• [TASKS TO CARRY OUT]
a. According to the contributing guidelines, which license covers the project?
b. Copy everything in the contributing guidelines from "Consider pure Rust" down to "file for details.".
c. Translate this sentence from the contributing guidelines into Spanish: "For major changes, please open an issue first to discuss the approach."

• [PROVIDED PASSAGE]
§ §

Consider pure Rust implementations where possible!
- **Improve documentation**: Fix typos, add examples, clarify explanations
- **Report bugs**: Open an issue with details and reproduction steps
- **Add tests**: Help improve test coverage
- **Share your project**: Using Desperado? Add it to the "Projects Using Desperado" section!
Please ensure:
- Code follows Rust conventions (`cargo fmt`, `cargo clippy`)
- All tests pass (`cargo test --all-features`)
- New features include documentation and tests
For major changes, please open an issue first to discuss the approach.
## License
This project is licensed under the MIT License. See the [license.md](license.md) file for details.

§ §

• [ENTRIES SUPPLIED]
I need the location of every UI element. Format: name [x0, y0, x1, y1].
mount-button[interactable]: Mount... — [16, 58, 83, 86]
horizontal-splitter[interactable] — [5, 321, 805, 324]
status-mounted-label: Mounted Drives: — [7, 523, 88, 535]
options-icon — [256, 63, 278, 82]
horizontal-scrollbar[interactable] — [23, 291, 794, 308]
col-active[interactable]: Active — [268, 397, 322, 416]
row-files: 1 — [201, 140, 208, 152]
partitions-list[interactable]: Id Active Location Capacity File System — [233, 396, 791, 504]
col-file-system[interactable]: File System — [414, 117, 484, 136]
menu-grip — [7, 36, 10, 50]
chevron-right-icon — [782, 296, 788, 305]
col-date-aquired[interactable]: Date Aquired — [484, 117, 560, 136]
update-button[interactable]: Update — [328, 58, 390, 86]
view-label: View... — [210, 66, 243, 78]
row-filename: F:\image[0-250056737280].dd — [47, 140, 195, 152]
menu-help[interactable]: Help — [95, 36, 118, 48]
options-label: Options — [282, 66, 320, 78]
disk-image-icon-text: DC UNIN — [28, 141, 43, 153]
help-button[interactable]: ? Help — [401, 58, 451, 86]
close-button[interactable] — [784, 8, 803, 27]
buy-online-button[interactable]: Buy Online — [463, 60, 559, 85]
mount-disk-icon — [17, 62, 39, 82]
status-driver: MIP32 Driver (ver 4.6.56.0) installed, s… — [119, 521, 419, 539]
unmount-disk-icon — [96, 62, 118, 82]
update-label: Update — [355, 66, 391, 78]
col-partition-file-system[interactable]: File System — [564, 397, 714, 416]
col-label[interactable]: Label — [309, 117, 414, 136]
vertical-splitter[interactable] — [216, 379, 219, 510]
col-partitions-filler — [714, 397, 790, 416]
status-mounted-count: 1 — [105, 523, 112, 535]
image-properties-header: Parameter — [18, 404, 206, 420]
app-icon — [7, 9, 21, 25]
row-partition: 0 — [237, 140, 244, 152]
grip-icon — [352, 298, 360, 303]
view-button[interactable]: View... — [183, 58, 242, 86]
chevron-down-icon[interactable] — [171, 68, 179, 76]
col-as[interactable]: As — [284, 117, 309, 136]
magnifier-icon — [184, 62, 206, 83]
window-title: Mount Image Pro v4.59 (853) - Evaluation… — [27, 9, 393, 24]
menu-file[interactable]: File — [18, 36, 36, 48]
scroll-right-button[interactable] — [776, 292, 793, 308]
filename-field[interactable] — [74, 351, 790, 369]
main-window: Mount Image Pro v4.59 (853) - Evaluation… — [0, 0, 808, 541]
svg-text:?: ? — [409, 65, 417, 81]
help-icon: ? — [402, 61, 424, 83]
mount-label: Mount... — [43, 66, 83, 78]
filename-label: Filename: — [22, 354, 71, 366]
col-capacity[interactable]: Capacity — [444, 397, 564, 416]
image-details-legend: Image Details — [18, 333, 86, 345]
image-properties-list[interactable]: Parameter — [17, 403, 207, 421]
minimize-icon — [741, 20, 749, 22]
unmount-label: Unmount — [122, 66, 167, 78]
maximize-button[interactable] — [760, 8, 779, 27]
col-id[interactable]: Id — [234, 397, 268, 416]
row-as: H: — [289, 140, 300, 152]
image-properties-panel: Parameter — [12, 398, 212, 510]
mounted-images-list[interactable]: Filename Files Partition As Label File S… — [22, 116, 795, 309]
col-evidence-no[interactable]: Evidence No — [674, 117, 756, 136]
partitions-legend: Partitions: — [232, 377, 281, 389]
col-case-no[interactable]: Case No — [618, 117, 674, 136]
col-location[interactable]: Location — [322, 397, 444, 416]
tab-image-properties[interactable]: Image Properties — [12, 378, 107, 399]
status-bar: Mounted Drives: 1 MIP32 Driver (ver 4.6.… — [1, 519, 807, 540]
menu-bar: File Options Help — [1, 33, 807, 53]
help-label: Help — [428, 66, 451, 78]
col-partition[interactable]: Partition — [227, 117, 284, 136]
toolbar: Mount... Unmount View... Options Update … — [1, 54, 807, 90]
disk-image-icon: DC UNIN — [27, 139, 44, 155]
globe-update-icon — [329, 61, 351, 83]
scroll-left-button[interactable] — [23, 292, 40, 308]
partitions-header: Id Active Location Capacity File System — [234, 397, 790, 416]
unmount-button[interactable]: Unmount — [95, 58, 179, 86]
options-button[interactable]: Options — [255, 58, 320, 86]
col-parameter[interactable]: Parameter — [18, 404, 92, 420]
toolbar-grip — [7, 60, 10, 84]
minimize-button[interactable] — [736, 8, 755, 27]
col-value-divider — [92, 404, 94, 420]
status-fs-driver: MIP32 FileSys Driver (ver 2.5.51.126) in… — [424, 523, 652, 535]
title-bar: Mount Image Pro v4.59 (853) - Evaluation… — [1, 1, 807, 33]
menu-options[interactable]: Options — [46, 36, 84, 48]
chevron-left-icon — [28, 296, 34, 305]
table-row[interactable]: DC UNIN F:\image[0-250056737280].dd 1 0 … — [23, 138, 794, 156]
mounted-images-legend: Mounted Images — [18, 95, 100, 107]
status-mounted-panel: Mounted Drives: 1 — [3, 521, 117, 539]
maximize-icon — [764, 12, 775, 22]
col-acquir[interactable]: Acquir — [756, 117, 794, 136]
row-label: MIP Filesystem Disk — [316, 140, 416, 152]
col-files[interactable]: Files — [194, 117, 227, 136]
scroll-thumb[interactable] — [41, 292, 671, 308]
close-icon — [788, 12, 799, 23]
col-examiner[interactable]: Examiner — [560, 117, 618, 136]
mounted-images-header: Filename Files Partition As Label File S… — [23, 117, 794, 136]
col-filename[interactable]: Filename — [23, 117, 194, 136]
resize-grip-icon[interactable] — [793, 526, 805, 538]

§ §

• [SET OF ANSWERS]
a. The MIT License.

b.
Consider pure Rust implementations where possible!
- **Improve documentation**: Fix typos, add examples, clarify explanations
- **Report bugs**: Open an issue with details and reproduction steps
- **Add tests**: Help improve test coverage
- **Share your project**: Using Desperado? Add it to the "Projects Using Desperado" section!
Please ensure:
- Code follows Rust conventions (`cargo fmt`, `cargo clippy`)
- All tests pass (`cargo test --all-features`)
- New features include documentation and tests
For major changes, please open an issue first to discuss the approach.
## License
This project is licensed under the MIT License. See the [license.md](license.md) file for details.

c. Para cambios importantes, abra primero un issue para discutir el enfoque.